- _TASK PROMPT_
Tally the lines containing the word "NATIONAAL", and report the tally alone.
###
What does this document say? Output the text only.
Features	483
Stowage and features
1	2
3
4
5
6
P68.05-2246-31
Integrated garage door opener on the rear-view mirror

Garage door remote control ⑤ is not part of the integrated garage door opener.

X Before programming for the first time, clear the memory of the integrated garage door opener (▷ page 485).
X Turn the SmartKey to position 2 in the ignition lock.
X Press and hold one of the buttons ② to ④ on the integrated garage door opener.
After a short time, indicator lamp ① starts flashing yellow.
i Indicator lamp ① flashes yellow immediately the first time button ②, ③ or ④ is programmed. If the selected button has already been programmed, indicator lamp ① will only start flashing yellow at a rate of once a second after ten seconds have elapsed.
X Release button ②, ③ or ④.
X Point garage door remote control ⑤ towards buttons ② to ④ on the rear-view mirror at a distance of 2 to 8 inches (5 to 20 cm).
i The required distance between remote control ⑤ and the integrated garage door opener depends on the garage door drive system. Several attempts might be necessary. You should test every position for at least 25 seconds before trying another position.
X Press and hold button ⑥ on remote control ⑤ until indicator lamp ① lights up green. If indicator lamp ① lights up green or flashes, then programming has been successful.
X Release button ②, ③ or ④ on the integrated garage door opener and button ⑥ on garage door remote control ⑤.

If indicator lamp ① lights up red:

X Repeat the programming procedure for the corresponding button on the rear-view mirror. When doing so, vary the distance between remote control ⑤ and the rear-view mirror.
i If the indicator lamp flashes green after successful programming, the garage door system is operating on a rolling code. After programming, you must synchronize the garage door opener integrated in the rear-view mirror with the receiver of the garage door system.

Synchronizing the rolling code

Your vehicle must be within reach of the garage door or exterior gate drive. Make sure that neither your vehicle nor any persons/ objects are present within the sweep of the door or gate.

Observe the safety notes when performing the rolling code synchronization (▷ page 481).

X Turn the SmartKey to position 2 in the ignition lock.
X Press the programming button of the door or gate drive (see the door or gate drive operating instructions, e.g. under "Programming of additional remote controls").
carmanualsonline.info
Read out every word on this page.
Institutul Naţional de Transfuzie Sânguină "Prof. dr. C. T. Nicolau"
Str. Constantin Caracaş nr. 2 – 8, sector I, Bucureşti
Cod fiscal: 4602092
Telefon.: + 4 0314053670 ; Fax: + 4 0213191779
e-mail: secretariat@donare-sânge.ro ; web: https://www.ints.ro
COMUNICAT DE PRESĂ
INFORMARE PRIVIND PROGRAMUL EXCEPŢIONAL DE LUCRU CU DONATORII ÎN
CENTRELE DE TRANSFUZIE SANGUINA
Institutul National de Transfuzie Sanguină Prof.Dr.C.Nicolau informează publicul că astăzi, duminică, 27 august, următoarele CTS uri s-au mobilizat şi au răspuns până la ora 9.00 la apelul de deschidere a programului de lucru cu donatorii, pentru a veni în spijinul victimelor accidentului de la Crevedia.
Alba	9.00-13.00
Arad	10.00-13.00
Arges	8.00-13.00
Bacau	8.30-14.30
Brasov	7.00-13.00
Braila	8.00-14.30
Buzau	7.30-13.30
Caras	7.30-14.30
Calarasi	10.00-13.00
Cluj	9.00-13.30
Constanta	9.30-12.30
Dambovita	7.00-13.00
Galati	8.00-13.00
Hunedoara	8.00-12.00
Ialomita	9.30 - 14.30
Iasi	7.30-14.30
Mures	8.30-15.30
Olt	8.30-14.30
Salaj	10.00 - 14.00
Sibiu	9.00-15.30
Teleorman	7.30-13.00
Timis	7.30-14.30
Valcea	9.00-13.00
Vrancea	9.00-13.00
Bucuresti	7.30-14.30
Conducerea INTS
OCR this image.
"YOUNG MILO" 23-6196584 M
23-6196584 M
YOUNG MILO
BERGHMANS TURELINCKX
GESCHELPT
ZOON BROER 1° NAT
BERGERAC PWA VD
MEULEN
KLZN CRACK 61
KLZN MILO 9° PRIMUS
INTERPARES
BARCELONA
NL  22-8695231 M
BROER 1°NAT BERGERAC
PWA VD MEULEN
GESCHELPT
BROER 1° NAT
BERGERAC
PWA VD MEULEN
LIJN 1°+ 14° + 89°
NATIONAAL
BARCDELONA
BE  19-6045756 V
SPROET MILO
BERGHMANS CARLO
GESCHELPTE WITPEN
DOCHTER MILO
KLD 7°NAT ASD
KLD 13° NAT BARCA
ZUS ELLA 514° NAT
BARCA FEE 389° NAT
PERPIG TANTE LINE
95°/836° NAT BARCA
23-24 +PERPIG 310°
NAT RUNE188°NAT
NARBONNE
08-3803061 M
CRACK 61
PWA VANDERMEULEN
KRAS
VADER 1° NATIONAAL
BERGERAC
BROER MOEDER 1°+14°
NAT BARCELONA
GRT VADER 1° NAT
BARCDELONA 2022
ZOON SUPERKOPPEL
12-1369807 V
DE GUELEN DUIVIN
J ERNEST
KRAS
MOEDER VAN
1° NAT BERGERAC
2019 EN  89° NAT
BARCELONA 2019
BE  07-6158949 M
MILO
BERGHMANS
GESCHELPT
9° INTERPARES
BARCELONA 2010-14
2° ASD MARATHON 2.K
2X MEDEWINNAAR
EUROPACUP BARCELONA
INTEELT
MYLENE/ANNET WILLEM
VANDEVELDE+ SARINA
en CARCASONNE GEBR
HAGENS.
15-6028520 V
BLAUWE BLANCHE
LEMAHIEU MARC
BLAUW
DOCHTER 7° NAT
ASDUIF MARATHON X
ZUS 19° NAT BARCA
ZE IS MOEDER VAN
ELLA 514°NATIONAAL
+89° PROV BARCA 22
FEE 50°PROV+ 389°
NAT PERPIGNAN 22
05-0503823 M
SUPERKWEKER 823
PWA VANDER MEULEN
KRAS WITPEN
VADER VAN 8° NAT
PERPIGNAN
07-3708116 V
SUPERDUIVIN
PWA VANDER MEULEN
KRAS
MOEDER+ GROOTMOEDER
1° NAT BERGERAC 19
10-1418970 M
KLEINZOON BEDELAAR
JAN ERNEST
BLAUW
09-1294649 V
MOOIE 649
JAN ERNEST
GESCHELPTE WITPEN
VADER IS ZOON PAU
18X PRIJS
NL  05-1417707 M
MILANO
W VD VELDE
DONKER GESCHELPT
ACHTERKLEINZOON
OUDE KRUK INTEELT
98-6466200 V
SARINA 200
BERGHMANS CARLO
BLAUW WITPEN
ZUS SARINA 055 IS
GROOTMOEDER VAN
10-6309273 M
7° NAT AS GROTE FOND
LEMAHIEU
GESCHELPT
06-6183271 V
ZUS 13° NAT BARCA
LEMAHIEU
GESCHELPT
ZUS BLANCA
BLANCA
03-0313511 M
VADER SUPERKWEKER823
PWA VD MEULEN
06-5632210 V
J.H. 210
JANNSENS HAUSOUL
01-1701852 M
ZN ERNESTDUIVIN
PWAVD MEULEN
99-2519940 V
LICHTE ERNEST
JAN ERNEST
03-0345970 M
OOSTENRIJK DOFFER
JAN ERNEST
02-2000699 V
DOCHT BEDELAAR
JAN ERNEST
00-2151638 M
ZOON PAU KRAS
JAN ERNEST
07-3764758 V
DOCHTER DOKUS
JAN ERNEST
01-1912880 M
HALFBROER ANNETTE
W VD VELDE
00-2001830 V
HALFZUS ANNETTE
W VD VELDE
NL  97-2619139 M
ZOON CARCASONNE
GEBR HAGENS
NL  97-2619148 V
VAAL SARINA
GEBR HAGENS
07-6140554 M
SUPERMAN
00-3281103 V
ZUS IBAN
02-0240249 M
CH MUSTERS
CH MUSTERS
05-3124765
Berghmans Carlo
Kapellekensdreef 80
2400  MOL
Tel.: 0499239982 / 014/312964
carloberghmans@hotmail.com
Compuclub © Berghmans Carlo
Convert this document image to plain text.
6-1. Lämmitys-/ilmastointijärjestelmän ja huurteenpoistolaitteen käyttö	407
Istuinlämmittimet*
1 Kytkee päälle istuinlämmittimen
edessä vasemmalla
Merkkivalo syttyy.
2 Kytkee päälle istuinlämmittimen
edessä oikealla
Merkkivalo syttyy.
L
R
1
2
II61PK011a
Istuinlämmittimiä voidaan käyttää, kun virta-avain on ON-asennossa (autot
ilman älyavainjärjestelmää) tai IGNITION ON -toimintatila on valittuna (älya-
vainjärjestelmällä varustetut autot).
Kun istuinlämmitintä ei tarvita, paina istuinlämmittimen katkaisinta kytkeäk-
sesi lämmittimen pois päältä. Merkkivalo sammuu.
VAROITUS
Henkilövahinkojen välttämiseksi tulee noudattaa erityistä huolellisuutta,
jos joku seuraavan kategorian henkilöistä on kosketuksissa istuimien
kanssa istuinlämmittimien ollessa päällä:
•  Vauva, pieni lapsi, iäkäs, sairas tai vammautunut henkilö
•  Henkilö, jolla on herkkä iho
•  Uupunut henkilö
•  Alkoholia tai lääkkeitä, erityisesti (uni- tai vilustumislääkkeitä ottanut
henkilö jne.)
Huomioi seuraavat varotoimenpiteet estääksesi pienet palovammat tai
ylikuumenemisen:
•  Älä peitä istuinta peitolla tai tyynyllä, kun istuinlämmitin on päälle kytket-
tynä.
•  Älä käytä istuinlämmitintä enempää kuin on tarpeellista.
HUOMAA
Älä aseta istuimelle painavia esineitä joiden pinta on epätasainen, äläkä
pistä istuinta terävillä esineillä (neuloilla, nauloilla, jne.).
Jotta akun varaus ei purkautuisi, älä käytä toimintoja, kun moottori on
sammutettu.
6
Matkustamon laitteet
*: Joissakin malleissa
###
- _EXERCISE RESULT_
3